▼

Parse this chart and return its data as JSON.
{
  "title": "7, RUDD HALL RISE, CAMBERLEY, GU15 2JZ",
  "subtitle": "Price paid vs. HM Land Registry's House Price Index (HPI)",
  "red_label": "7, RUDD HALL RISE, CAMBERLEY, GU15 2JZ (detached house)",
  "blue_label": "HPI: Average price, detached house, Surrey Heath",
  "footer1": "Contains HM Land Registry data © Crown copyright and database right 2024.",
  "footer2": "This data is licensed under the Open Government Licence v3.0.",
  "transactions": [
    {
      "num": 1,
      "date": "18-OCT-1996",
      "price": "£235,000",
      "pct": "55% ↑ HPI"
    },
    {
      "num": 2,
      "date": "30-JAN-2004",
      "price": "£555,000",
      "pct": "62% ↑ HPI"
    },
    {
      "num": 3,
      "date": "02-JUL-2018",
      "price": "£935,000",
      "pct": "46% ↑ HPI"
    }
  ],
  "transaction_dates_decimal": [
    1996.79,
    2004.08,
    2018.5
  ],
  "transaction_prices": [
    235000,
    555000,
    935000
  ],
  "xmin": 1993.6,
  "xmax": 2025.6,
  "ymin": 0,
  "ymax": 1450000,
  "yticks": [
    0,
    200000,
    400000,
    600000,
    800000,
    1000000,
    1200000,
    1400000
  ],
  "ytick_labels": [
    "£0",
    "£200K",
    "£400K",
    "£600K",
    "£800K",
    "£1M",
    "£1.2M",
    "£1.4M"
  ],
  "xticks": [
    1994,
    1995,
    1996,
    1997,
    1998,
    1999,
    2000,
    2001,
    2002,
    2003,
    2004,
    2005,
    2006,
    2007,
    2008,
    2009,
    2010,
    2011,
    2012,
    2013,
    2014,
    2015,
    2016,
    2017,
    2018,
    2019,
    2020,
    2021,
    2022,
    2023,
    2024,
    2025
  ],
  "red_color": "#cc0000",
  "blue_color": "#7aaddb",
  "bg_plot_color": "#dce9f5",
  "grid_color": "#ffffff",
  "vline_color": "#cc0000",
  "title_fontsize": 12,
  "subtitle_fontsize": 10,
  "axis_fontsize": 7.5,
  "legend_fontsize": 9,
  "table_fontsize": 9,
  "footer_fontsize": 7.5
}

▲

§ What you will do: Collect the lines of the records that include the string "Registry".

§ Right answer:
  "subtitle": "Price paid vs. HM Land Registry's House Price Index (HPI)",
  "footer1": "Contains HM Land Registry data © Crown copyright and database right 2024.",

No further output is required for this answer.